- _Challenge_:
Rewrite the material below with "goldfield-area" swapped for "mining-area" wherever it appears, keeping every other line unchanged. Leave the pictures out of your answer.
++++
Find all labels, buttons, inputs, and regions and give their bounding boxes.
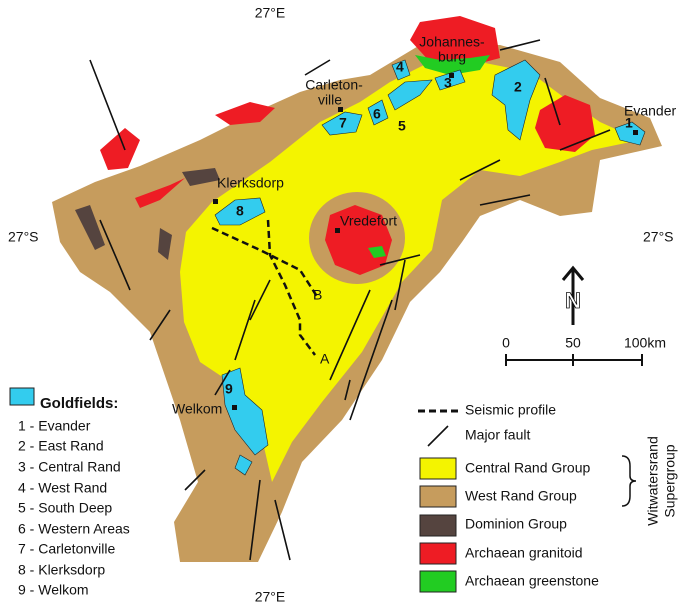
seismic-label: B: [313, 287, 322, 303]
scale-bar: [505, 354, 643, 366]
place-label: burg: [438, 49, 466, 65]
central-rand-group: [180, 62, 640, 482]
legend-item: West Rand Group: [465, 488, 577, 504]
goldfield-area: [614, 121, 646, 146]
legend-item: 1 - Evander: [18, 418, 91, 434]
city-marker: [449, 73, 454, 78]
greenstone-johannesburg: [415, 55, 490, 75]
legend-item: Archaean greenstone: [465, 573, 599, 589]
legend-swatch: [419, 570, 457, 593]
legend-swatch: [419, 485, 457, 508]
legend-item: Seismic profile: [465, 402, 556, 418]
granitoid-johannesburg: [410, 16, 500, 66]
north-arrow: [561, 265, 585, 325]
goldfield-number: 4: [396, 59, 404, 75]
legend-swatch: [419, 514, 457, 537]
group-label: Supergroup: [662, 444, 678, 517]
legend-item: 9 - Welkom: [18, 582, 89, 598]
coord-label: 27°E: [255, 5, 286, 21]
scale-line: [505, 354, 643, 366]
dominion-group: [75, 168, 220, 260]
scale-label: 100km: [624, 335, 666, 351]
place-label: Johannes-: [419, 34, 485, 50]
place-label: Vredefort: [340, 213, 397, 229]
city-markers: [213, 73, 638, 410]
legend-item: 3 - Central Rand: [18, 459, 121, 475]
city-marker: [232, 405, 237, 410]
coord-label: 27°E: [255, 589, 286, 605]
fault: [89, 39, 611, 561]
scale-label: 0: [502, 335, 510, 351]
goldfield-area: [321, 111, 363, 136]
granitoid-evander: [535, 95, 595, 152]
place-label: Welkom: [172, 401, 222, 417]
goldfield-area: [214, 197, 266, 226]
map-units: [52, 16, 662, 562]
legend-item: 4 - West Rand: [18, 480, 107, 496]
goldfield-area: [491, 59, 541, 141]
legend-item: Major fault: [465, 427, 530, 443]
legend-item: 7 - Carletonville: [18, 541, 115, 557]
goldfield-area: [387, 79, 433, 111]
scale-label: 50: [565, 335, 581, 351]
goldfield-area: [221, 367, 269, 476]
granitoid-west: [100, 102, 275, 208]
seismic-label: A: [320, 351, 330, 367]
goldfield-number: 9: [225, 381, 233, 397]
goldfield-area: [367, 99, 389, 126]
goldfield-number: 1: [625, 115, 633, 131]
legend-item: Archaean granitoid: [465, 545, 583, 561]
goldfield-number: 3: [444, 75, 452, 91]
north-label: N: [565, 288, 581, 313]
place-label: Evander: [624, 103, 676, 119]
legend-item: 2 - East Rand: [18, 438, 104, 454]
city-marker: [338, 107, 343, 112]
goldfields-legend: Goldfields: 1 - Evander 2 - East Rand 3 …: [9, 387, 130, 598]
coord-label: 27°S: [643, 229, 674, 245]
north-arrow-shape: [561, 265, 585, 325]
greenstone-vredefort: [368, 246, 386, 258]
legend-swatch: [419, 542, 457, 565]
legend-item: Central Rand Group: [465, 460, 591, 476]
goldfield-number: 2: [514, 79, 522, 95]
goldfield-number: 7: [339, 115, 347, 131]
map-legend: Seismic profile Major fault Central Rand…: [418, 402, 678, 593]
legend-title: Goldfields:: [40, 395, 118, 412]
goldfield-number: 5: [398, 118, 406, 134]
city-marker: [335, 228, 340, 233]
legend-swatch: [9, 387, 35, 406]
legend-item: 8 - Klerksdorp: [18, 562, 105, 578]
legend-brace: [621, 455, 637, 507]
goldfield-area: [391, 59, 411, 81]
legend-item: Dominion Group: [465, 516, 567, 532]
group-label: Witwatersrand: [645, 436, 661, 525]
goldfield-number: 8: [236, 203, 244, 219]
city-marker: [213, 199, 218, 204]
legend-fault: [427, 425, 449, 447]
coord-label: 27°S: [8, 229, 39, 245]
city-marker: [633, 130, 638, 135]
legend-swatch: [419, 457, 457, 480]
faults: [89, 39, 611, 561]
goldfield-area: [434, 69, 466, 91]
legend-item: 6 - Western Areas: [18, 521, 130, 537]
seismic-profile: [211, 219, 320, 356]
place-label: ville: [318, 92, 342, 108]
goldfield-number: 6: [373, 106, 381, 122]
goldfields: [214, 59, 646, 476]
place-label: Carleton-: [305, 77, 363, 93]
legend-item: 5 - South Deep: [18, 500, 112, 516]
place-label: Klerksdorp: [217, 175, 284, 191]
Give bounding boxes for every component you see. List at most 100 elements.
++++
- _Task response_:
Find all labels, buttons, inputs, and regions and give their bounding boxes.
seismic-label: B: [313, 287, 322, 303]
scale-bar: [505, 354, 643, 366]
place-label: burg: [438, 49, 466, 65]
central-rand-group: [180, 62, 640, 482]
legend-item: West Rand Group: [465, 488, 577, 504]
mining-area: [614, 121, 646, 146]
legend-item: 1 - Evander: [18, 418, 91, 434]
city-marker: [449, 73, 454, 78]
greenstone-johannesburg: [415, 55, 490, 75]
legend-item: Archaean greenstone: [465, 573, 599, 589]
legend-swatch: [419, 570, 457, 593]
legend-swatch: [419, 485, 457, 508]
legend-item: Seismic profile: [465, 402, 556, 418]
granitoid-johannesburg: [410, 16, 500, 66]
north-arrow: [561, 265, 585, 325]
goldfield-number: 4: [396, 59, 404, 75]
legend-swatch: [419, 514, 457, 537]
group-label: Supergroup: [662, 444, 678, 517]
legend-item: 9 - Welkom: [18, 582, 89, 598]
coord-label: 27°E: [255, 5, 286, 21]
scale-line: [505, 354, 643, 366]
dominion-group: [75, 168, 220, 260]
scale-label: 100km: [624, 335, 666, 351]
place-label: Johannes-: [419, 34, 485, 50]
place-label: Vredefort: [340, 213, 397, 229]
city-markers: [213, 73, 638, 410]
legend-item: 3 - Central Rand: [18, 459, 121, 475]
city-marker: [232, 405, 237, 410]
coord-label: 27°E: [255, 589, 286, 605]
fault: [89, 39, 611, 561]
scale-label: 0: [502, 335, 510, 351]
mining-area: [321, 111, 363, 136]
granitoid-evander: [535, 95, 595, 152]
place-label: Welkom: [172, 401, 222, 417]
mining-area: [214, 197, 266, 226]
map-units: [52, 16, 662, 562]
legend-item: 4 - West Rand: [18, 480, 107, 496]
mining-area: [491, 59, 541, 141]
legend-item: Major fault: [465, 427, 530, 443]
legend-item: 7 - Carletonville: [18, 541, 115, 557]
mining-area: [387, 79, 433, 111]
scale-label: 50: [565, 335, 581, 351]
mining-area: [221, 367, 269, 476]
granitoid-west: [100, 102, 275, 208]
seismic-label: A: [320, 351, 330, 367]
goldfield-number: 9: [225, 381, 233, 397]
mining-area: [367, 99, 389, 126]
goldfield-number: 1: [625, 115, 633, 131]
legend-item: Archaean granitoid: [465, 545, 583, 561]
goldfield-number: 3: [444, 75, 452, 91]
north-label: N: [565, 288, 581, 313]
place-label: Evander: [624, 103, 676, 119]
legend-item: 2 - East Rand: [18, 438, 104, 454]
city-marker: [338, 107, 343, 112]
goldfields-legend: Goldfields: 1 - Evander 2 - East Rand 3 …: [9, 387, 130, 598]
coord-label: 27°S: [643, 229, 674, 245]
north-arrow-shape: [561, 265, 585, 325]
greenstone-vredefort: [368, 246, 386, 258]
legend-swatch: [419, 542, 457, 565]
legend-item: Central Rand Group: [465, 460, 591, 476]
goldfield-number: 2: [514, 79, 522, 95]
goldfield-number: 7: [339, 115, 347, 131]
map-legend: Seismic profile Major fault Central Rand…: [418, 402, 678, 593]
legend-title: Goldfields:: [40, 395, 118, 412]
goldfield-number: 5: [398, 118, 406, 134]
city-marker: [335, 228, 340, 233]
legend-swatch: [9, 387, 35, 406]
legend-item: 8 - Klerksdorp: [18, 562, 105, 578]
legend-brace: [621, 455, 637, 507]
mining-area: [391, 59, 411, 81]
legend-item: Dominion Group: [465, 516, 567, 532]
group-label: Witwatersrand: [645, 436, 661, 525]
goldfield-number: 8: [236, 203, 244, 219]
city-marker: [213, 199, 218, 204]
legend-fault: [427, 425, 449, 447]
coord-label: 27°S: [8, 229, 39, 245]
city-marker: [633, 130, 638, 135]
legend-swatch: [419, 457, 457, 480]
faults: [89, 39, 611, 561]
mining-area: [434, 69, 466, 91]
legend-item: 6 - Western Areas: [18, 521, 130, 537]
seismic-profile: [211, 219, 320, 356]
place-label: ville: [318, 92, 342, 108]
goldfield-number: 6: [373, 106, 381, 122]
goldfields: [214, 59, 646, 476]
place-label: Carleton-: [305, 77, 363, 93]
legend-item: 5 - South Deep: [18, 500, 112, 516]
place-label: Klerksdorp: [217, 175, 284, 191]
Give bounding boxes for every component you see. List at most 100 elements.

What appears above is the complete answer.